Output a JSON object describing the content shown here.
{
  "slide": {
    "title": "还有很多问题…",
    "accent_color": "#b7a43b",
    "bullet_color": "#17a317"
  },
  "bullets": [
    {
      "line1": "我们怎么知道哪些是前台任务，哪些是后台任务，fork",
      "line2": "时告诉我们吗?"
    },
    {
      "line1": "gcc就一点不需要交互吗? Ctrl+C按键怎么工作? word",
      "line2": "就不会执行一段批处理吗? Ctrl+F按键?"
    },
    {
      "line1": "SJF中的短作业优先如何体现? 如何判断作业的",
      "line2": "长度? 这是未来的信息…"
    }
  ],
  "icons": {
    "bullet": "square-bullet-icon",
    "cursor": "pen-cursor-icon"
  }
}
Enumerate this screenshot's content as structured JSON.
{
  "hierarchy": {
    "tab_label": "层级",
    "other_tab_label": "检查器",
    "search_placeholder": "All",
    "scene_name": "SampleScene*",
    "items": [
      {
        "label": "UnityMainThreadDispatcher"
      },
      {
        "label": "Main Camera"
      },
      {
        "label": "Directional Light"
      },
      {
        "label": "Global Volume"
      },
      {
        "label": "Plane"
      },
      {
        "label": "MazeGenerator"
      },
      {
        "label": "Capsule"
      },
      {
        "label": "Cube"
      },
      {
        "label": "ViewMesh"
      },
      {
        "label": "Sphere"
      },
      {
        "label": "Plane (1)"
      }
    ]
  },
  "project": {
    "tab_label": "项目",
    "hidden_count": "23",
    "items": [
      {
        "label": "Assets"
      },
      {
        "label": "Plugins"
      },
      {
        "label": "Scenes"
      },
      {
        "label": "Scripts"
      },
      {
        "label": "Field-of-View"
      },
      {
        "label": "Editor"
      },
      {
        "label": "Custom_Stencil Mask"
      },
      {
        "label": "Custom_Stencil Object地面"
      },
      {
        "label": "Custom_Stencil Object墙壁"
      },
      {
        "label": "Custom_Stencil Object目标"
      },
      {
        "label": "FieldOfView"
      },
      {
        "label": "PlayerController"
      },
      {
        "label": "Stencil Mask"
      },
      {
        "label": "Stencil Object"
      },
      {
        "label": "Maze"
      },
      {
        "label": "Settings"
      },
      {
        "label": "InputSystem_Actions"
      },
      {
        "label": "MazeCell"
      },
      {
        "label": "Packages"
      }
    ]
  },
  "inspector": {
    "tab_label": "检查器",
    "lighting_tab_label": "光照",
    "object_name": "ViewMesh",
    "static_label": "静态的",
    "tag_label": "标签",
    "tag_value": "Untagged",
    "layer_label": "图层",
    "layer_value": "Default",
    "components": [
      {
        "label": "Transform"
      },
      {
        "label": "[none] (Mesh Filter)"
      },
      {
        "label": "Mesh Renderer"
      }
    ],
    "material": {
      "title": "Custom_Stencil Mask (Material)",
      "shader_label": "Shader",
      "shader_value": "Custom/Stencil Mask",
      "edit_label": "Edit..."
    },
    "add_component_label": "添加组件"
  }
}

▸ TASK TO CARRY OUT
Using the entries above, please restate each one word for word.

▸ RESULT BELOW
Output a JSON object describing the content shown here.
{
  "slide": {
    "title": "还有很多问题…",
    "accent_color": "#b7a43b",
    "bullet_color": "#17a317"
  },
  "bullets": [
    {
      "line1": "我们怎么知道哪些是前台任务，哪些是后台任务，fork",
      "line2": "时告诉我们吗?"
    },
    {
      "line1": "gcc就一点不需要交互吗? Ctrl+C按键怎么工作? word",
      "line2": "就不会执行一段批处理吗? Ctrl+F按键?"
    },
    {
      "line1": "SJF中的短作业优先如何体现? 如何判断作业的",
      "line2": "长度? 这是未来的信息…"
    }
  ],
  "icons": {
    "bullet": "square-bullet-icon",
    "cursor": "pen-cursor-icon"
  }
}
Enumerate this screenshot's content as structured JSON.
{
  "hierarchy": {
    "tab_label": "层级",
    "other_tab_label": "检查器",
    "search_placeholder": "All",
    "scene_name": "SampleScene*",
    "items": [
      {
        "label": "UnityMainThreadDispatcher"
      },
      {
        "label": "Main Camera"
      },
      {
        "label": "Directional Light"
      },
      {
        "label": "Global Volume"
      },
      {
        "label": "Plane"
      },
      {
        "label": "MazeGenerator"
      },
      {
        "label": "Capsule"
      },
      {
        "label": "Cube"
      },
      {
        "label": "ViewMesh"
      },
      {
        "label": "Sphere"
      },
      {
        "label": "Plane (1)"
      }
    ]
  },
  "project": {
    "tab_label": "项目",
    "hidden_count": "23",
    "items": [
      {
        "label": "Assets"
      },
      {
        "label": "Plugins"
      },
      {
        "label": "Scenes"
      },
      {
        "label": "Scripts"
      },
      {
        "label": "Field-of-View"
      },
      {
        "label": "Editor"
      },
      {
        "label": "Custom_Stencil Mask"
      },
      {
        "label": "Custom_Stencil Object地面"
      },
      {
        "label": "Custom_Stencil Object墙壁"
      },
      {
        "label": "Custom_Stencil Object目标"
      },
      {
        "label": "FieldOfView"
      },
      {
        "label": "PlayerController"
      },
      {
        "label": "Stencil Mask"
      },
      {
        "label": "Stencil Object"
      },
      {
        "label": "Maze"
      },
      {
        "label": "Settings"
      },
      {
        "label": "InputSystem_Actions"
      },
      {
        "label": "MazeCell"
      },
      {
        "label": "Packages"
      }
    ]
  },
  "inspector": {
    "tab_label": "检查器",
    "lighting_tab_label": "光照",
    "object_name": "ViewMesh",
    "static_label": "静态的",
    "tag_label": "标签",
    "tag_value": "Untagged",
    "layer_label": "图层",
    "layer_value": "Default",
    "components": [
      {
        "label": "Transform"
      },
      {
        "label": "[none] (Mesh Filter)"
      },
      {
        "label": "Mesh Renderer"
      }
    ],
    "material": {
      "title": "Custom_Stencil Mask (Material)",
      "shader_label": "Shader",
      "shader_value": "Custom/Stencil Mask",
      "edit_label": "Edit..."
    },
    "add_component_label": "添加组件"
  }
}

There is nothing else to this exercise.